- [RAW DATA]:
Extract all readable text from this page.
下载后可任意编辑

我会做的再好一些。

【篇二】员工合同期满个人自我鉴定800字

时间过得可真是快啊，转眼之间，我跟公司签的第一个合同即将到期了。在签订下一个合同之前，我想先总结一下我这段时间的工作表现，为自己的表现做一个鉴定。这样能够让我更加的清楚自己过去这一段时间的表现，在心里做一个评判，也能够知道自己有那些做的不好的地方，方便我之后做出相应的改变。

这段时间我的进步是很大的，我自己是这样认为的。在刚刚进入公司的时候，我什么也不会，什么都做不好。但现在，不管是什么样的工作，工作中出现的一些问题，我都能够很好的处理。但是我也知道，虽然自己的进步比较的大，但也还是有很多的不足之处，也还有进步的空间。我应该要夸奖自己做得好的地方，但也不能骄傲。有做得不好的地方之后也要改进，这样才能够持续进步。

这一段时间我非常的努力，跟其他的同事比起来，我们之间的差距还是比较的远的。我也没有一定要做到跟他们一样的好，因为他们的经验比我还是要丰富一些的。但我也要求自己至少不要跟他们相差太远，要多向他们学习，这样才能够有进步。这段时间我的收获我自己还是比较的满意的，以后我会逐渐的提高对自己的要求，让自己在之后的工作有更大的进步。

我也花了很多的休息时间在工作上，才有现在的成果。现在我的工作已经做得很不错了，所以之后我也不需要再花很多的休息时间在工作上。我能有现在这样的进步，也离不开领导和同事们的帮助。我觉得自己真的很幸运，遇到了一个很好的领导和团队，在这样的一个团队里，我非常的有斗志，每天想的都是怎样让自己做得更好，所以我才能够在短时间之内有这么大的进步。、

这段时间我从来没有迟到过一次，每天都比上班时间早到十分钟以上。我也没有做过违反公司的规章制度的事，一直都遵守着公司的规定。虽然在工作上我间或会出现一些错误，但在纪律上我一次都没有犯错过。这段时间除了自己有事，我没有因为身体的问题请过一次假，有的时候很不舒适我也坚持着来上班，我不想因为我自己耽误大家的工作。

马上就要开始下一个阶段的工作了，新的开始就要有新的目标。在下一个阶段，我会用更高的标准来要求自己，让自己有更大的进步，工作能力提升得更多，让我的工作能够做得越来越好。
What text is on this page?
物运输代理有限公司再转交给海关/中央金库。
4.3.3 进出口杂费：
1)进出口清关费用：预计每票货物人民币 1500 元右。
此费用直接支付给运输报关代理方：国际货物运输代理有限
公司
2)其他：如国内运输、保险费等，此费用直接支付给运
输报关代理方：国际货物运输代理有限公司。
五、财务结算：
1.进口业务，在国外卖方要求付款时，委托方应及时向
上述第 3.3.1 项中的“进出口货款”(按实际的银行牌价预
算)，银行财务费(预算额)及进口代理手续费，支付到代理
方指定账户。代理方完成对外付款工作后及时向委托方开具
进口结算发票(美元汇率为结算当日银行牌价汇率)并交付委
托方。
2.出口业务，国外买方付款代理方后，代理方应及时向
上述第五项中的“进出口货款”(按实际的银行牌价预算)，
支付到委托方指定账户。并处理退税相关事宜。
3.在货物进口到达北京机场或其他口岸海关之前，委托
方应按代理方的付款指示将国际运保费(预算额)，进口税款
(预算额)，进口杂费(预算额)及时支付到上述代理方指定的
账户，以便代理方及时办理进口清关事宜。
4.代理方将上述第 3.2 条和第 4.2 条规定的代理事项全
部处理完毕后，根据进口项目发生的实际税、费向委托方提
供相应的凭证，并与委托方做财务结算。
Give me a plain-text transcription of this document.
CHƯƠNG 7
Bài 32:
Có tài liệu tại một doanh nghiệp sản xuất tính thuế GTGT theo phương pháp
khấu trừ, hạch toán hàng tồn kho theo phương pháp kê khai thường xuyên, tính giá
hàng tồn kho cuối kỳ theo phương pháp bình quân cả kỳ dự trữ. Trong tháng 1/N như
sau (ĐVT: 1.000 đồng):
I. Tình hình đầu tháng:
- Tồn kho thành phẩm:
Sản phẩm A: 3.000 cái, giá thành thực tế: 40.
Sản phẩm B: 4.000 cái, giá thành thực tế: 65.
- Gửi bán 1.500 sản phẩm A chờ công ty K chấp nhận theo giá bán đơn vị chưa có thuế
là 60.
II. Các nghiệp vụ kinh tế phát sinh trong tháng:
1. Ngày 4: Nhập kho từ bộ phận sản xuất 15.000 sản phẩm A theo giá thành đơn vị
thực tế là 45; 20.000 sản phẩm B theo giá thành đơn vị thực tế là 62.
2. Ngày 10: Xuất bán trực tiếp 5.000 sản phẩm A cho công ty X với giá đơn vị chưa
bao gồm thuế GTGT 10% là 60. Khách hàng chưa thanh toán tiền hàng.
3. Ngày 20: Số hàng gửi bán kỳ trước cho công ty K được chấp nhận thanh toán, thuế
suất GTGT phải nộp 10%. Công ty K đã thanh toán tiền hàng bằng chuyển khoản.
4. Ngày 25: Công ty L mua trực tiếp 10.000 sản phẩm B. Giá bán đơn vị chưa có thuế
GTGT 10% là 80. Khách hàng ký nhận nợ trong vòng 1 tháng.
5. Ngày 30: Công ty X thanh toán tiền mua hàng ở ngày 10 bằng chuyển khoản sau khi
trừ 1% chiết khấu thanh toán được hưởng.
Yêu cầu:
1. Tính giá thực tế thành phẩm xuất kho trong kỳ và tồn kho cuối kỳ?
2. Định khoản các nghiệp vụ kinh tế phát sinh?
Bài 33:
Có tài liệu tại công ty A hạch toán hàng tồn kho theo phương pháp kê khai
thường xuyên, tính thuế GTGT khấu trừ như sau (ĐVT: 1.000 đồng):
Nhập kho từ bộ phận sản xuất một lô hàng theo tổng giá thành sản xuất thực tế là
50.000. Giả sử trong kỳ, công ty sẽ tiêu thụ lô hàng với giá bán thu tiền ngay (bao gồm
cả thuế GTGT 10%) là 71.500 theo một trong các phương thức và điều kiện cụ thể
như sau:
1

- [WRITTEN INSTRUCTION]:
Copy out every entry again, exactly as it was given.

- [ANSWER TO THE TASK]:
Extract all readable text from this page.
下载后可任意编辑

我会做的再好一些。

【篇二】员工合同期满个人自我鉴定800字

时间过得可真是快啊，转眼之间，我跟公司签的第一个合同即将到期了。在签订下一个合同之前，我想先总结一下我这段时间的工作表现，为自己的表现做一个鉴定。这样能够让我更加的清楚自己过去这一段时间的表现，在心里做一个评判，也能够知道自己有那些做的不好的地方，方便我之后做出相应的改变。

这段时间我的进步是很大的，我自己是这样认为的。在刚刚进入公司的时候，我什么也不会，什么都做不好。但现在，不管是什么样的工作，工作中出现的一些问题，我都能够很好的处理。但是我也知道，虽然自己的进步比较的大，但也还是有很多的不足之处，也还有进步的空间。我应该要夸奖自己做得好的地方，但也不能骄傲。有做得不好的地方之后也要改进，这样才能够持续进步。

这一段时间我非常的努力，跟其他的同事比起来，我们之间的差距还是比较的远的。我也没有一定要做到跟他们一样的好，因为他们的经验比我还是要丰富一些的。但我也要求自己至少不要跟他们相差太远，要多向他们学习，这样才能够有进步。这段时间我的收获我自己还是比较的满意的，以后我会逐渐的提高对自己的要求，让自己在之后的工作有更大的进步。

我也花了很多的休息时间在工作上，才有现在的成果。现在我的工作已经做得很不错了，所以之后我也不需要再花很多的休息时间在工作上。我能有现在这样的进步，也离不开领导和同事们的帮助。我觉得自己真的很幸运，遇到了一个很好的领导和团队，在这样的一个团队里，我非常的有斗志，每天想的都是怎样让自己做得更好，所以我才能够在短时间之内有这么大的进步。、

这段时间我从来没有迟到过一次，每天都比上班时间早到十分钟以上。我也没有做过违反公司的规章制度的事，一直都遵守着公司的规定。虽然在工作上我间或会出现一些错误，但在纪律上我一次都没有犯错过。这段时间除了自己有事，我没有因为身体的问题请过一次假，有的时候很不舒适我也坚持着来上班，我不想因为我自己耽误大家的工作。

马上就要开始下一个阶段的工作了，新的开始就要有新的目标。在下一个阶段，我会用更高的标准来要求自己，让自己有更大的进步，工作能力提升得更多，让我的工作能够做得越来越好。
What text is on this page?
物运输代理有限公司再转交给海关/中央金库。
4.3.3 进出口杂费：
1)进出口清关费用：预计每票货物人民币 1500 元右。
此费用直接支付给运输报关代理方：国际货物运输代理有限
公司
2)其他：如国内运输、保险费等，此费用直接支付给运
输报关代理方：国际货物运输代理有限公司。
五、财务结算：
1.进口业务，在国外卖方要求付款时，委托方应及时向
上述第 3.3.1 项中的“进出口货款”(按实际的银行牌价预
算)，银行财务费(预算额)及进口代理手续费，支付到代理
方指定账户。代理方完成对外付款工作后及时向委托方开具
进口结算发票(美元汇率为结算当日银行牌价汇率)并交付委
托方。
2.出口业务，国外买方付款代理方后，代理方应及时向
上述第五项中的“进出口货款”(按实际的银行牌价预算)，
支付到委托方指定账户。并处理退税相关事宜。
3.在货物进口到达北京机场或其他口岸海关之前，委托
方应按代理方的付款指示将国际运保费(预算额)，进口税款
(预算额)，进口杂费(预算额)及时支付到上述代理方指定的
账户，以便代理方及时办理进口清关事宜。
4.代理方将上述第 3.2 条和第 4.2 条规定的代理事项全
部处理完毕后，根据进口项目发生的实际税、费向委托方提
供相应的凭证，并与委托方做财务结算。
Give me a plain-text transcription of this document.
CHƯƠNG 7
Bài 32:
Có tài liệu tại một doanh nghiệp sản xuất tính thuế GTGT theo phương pháp
khấu trừ, hạch toán hàng tồn kho theo phương pháp kê khai thường xuyên, tính giá
hàng tồn kho cuối kỳ theo phương pháp bình quân cả kỳ dự trữ. Trong tháng 1/N như
sau (ĐVT: 1.000 đồng):
I. Tình hình đầu tháng:
- Tồn kho thành phẩm:
Sản phẩm A: 3.000 cái, giá thành thực tế: 40.
Sản phẩm B: 4.000 cái, giá thành thực tế: 65.
- Gửi bán 1.500 sản phẩm A chờ công ty K chấp nhận theo giá bán đơn vị chưa có thuế
là 60.
II. Các nghiệp vụ kinh tế phát sinh trong tháng:
1. Ngày 4: Nhập kho từ bộ phận sản xuất 15.000 sản phẩm A theo giá thành đơn vị
thực tế là 45; 20.000 sản phẩm B theo giá thành đơn vị thực tế là 62.
2. Ngày 10: Xuất bán trực tiếp 5.000 sản phẩm A cho công ty X với giá đơn vị chưa
bao gồm thuế GTGT 10% là 60. Khách hàng chưa thanh toán tiền hàng.
3. Ngày 20: Số hàng gửi bán kỳ trước cho công ty K được chấp nhận thanh toán, thuế
suất GTGT phải nộp 10%. Công ty K đã thanh toán tiền hàng bằng chuyển khoản.
4. Ngày 25: Công ty L mua trực tiếp 10.000 sản phẩm B. Giá bán đơn vị chưa có thuế
GTGT 10% là 80. Khách hàng ký nhận nợ trong vòng 1 tháng.
5. Ngày 30: Công ty X thanh toán tiền mua hàng ở ngày 10 bằng chuyển khoản sau khi
trừ 1% chiết khấu thanh toán được hưởng.
Yêu cầu:
1. Tính giá thực tế thành phẩm xuất kho trong kỳ và tồn kho cuối kỳ?
2. Định khoản các nghiệp vụ kinh tế phát sinh?
Bài 33:
Có tài liệu tại công ty A hạch toán hàng tồn kho theo phương pháp kê khai
thường xuyên, tính thuế GTGT khấu trừ như sau (ĐVT: 1.000 đồng):
Nhập kho từ bộ phận sản xuất một lô hàng theo tổng giá thành sản xuất thực tế là
50.000. Giả sử trong kỳ, công ty sẽ tiêu thụ lô hàng với giá bán thu tiền ngay (bao gồm
cả thuế GTGT 10%) là 71.500 theo một trong các phương thức và điều kiện cụ thể
như sau:
1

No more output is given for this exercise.